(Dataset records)

--- Begin ---

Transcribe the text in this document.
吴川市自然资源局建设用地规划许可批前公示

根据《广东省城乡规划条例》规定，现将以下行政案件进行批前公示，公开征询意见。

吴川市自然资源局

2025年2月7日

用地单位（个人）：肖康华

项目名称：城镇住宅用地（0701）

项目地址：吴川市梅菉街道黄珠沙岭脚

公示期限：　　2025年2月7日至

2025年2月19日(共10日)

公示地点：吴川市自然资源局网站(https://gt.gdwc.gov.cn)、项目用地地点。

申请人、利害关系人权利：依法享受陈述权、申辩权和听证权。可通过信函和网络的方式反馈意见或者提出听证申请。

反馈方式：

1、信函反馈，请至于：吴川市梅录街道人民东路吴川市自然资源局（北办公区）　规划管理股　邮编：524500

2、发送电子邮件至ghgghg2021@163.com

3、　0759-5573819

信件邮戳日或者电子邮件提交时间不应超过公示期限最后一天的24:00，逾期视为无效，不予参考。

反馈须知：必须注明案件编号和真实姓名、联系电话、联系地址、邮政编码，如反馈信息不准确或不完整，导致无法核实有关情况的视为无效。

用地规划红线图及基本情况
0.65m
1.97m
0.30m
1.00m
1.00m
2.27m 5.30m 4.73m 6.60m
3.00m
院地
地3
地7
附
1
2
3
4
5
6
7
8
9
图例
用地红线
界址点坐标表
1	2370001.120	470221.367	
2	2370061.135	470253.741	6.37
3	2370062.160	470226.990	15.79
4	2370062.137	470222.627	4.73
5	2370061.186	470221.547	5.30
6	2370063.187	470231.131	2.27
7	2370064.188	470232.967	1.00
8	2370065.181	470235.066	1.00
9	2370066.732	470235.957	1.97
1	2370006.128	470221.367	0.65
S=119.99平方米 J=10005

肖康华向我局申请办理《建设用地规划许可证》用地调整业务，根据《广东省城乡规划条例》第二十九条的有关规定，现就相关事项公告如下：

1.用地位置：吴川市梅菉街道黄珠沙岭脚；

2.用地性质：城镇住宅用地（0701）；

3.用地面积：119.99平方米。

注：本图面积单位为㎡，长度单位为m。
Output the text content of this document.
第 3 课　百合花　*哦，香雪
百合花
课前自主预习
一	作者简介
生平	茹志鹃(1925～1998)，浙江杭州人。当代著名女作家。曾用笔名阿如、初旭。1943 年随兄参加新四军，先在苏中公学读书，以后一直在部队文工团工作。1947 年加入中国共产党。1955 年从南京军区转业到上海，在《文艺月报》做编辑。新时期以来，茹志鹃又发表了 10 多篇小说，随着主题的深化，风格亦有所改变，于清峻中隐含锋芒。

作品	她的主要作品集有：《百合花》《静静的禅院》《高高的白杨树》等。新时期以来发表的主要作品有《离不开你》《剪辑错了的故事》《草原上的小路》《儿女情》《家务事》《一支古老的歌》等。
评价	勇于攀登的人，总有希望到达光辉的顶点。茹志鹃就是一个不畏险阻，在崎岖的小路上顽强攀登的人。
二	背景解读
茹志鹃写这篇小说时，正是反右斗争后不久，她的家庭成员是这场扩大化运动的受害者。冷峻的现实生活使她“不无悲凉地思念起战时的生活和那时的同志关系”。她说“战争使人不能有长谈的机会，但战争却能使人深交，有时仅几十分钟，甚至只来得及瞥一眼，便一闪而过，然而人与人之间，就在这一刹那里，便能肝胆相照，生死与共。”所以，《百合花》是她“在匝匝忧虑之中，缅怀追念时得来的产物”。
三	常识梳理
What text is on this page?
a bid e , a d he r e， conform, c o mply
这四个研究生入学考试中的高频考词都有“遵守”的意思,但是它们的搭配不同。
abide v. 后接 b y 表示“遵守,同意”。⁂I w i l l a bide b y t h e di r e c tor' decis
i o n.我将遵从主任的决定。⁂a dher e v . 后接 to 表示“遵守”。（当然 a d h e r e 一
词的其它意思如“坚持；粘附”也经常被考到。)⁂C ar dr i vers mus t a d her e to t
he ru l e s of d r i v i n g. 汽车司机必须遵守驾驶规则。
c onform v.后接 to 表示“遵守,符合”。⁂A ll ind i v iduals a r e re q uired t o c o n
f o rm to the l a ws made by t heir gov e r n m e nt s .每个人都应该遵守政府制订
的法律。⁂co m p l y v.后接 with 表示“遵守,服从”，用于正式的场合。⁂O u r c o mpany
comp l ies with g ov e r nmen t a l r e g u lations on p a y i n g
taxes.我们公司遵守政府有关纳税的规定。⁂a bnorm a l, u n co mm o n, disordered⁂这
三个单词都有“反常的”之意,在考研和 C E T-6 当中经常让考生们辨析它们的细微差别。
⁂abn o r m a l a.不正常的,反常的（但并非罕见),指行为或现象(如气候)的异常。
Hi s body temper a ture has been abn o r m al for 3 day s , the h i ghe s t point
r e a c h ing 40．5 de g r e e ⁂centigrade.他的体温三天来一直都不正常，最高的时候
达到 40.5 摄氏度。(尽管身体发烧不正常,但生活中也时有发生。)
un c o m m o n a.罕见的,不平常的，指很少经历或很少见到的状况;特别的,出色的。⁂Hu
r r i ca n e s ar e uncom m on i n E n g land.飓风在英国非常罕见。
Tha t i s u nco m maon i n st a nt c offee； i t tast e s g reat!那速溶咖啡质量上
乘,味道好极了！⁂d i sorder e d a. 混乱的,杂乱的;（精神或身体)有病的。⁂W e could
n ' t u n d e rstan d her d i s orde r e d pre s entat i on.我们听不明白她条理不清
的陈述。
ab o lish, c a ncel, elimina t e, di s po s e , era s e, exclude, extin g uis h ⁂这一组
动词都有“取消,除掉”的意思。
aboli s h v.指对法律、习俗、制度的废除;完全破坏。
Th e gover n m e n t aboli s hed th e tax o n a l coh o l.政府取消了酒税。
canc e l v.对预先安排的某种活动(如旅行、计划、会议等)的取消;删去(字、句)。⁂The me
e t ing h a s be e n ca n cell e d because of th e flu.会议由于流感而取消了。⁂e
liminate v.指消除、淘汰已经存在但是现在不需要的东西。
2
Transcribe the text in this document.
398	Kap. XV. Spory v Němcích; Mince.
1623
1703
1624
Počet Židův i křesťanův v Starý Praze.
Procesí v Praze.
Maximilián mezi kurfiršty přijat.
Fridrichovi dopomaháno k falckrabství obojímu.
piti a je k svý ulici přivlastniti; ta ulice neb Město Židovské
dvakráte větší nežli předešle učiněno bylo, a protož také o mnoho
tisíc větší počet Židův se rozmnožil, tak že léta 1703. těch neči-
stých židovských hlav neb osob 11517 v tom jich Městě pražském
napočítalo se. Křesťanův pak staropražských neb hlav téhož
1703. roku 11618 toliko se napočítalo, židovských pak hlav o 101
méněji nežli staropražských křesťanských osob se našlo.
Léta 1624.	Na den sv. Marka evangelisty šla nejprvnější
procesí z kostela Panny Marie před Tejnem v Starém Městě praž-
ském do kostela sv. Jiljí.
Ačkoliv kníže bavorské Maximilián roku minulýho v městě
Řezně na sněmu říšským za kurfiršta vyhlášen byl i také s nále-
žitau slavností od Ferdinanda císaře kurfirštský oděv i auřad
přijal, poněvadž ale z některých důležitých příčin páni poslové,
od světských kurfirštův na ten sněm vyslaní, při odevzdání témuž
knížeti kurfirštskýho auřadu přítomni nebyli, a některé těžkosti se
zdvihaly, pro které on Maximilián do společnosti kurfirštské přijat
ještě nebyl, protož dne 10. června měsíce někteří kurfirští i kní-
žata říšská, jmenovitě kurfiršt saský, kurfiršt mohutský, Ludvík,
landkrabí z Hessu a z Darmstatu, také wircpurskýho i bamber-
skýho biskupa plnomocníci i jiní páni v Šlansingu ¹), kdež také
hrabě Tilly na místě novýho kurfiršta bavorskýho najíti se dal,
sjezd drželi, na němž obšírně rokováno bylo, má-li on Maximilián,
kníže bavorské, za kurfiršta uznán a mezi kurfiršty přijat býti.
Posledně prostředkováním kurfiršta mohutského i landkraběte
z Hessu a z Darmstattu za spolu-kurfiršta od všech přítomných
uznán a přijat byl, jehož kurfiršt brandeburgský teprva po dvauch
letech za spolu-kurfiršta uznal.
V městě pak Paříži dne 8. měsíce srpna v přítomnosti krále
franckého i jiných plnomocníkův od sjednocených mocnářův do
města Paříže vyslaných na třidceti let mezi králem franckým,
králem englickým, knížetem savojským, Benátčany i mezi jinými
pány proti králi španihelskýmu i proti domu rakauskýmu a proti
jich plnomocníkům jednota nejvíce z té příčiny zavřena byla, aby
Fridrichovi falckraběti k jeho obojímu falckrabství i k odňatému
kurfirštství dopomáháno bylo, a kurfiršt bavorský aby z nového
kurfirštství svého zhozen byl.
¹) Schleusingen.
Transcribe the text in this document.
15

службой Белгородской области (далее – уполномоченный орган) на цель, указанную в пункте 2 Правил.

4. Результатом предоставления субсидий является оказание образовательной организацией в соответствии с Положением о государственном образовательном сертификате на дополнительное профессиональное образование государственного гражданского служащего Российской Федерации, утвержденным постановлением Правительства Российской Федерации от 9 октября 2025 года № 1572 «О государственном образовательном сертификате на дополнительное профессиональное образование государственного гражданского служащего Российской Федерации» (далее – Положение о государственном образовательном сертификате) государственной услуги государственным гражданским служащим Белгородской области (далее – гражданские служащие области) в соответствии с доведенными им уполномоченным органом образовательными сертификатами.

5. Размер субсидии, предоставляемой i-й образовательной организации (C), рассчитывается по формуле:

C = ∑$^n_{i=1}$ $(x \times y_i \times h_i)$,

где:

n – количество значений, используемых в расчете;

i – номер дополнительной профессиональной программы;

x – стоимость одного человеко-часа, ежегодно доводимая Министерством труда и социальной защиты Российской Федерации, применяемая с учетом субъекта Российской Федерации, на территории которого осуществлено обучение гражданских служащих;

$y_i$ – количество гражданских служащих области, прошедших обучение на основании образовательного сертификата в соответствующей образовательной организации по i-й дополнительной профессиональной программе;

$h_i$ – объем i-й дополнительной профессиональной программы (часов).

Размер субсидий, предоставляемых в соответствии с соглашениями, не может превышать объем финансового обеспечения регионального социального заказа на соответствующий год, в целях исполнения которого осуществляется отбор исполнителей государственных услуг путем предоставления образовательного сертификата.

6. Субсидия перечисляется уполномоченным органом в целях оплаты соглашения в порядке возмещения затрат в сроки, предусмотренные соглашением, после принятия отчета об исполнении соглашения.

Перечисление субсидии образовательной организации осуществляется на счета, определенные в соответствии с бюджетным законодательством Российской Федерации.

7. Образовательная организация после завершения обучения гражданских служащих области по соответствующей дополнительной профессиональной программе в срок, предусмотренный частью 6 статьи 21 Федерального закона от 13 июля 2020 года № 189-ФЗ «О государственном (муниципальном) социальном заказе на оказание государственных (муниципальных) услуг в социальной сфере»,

--- End ---

## [What the task requires]
Where a line of the records above holds the word "соответствии", copy that line.

## [Answer to this problem]
4. Результатом предоставления субсидий является оказание образовательной организацией в соответствии с Положением о государственном образовательном сертификате на дополнительное профессиональное образование государственного гражданского служащего Российской Федерации, утвержденным постановлением Правительства Российской Федерации от 9 октября 2025 года № 1572 «О государственном образовательном сертификате на дополнительное профессиональное образование государственного гражданского служащего Российской Федерации» (далее – Положение о государственном образовательном сертификате) государственной услуги государственным гражданским служащим Белгородской области (далее – гражданские служащие области) в соответствии с доведенными им уполномоченным органом образовательными сертификатами.
Размер субсидий, предоставляемых в соответствии с соглашениями, не может превышать объем финансового обеспечения регионального социального заказа на соответствующий год, в целях исполнения которого осуществляется отбор исполнителей государственных услуг путем предоставления образовательного сертификата.
Перечисление субсидии образовательной организации осуществляется на счета, определенные в соответствии с бюджетным законодательством Российской Федерации.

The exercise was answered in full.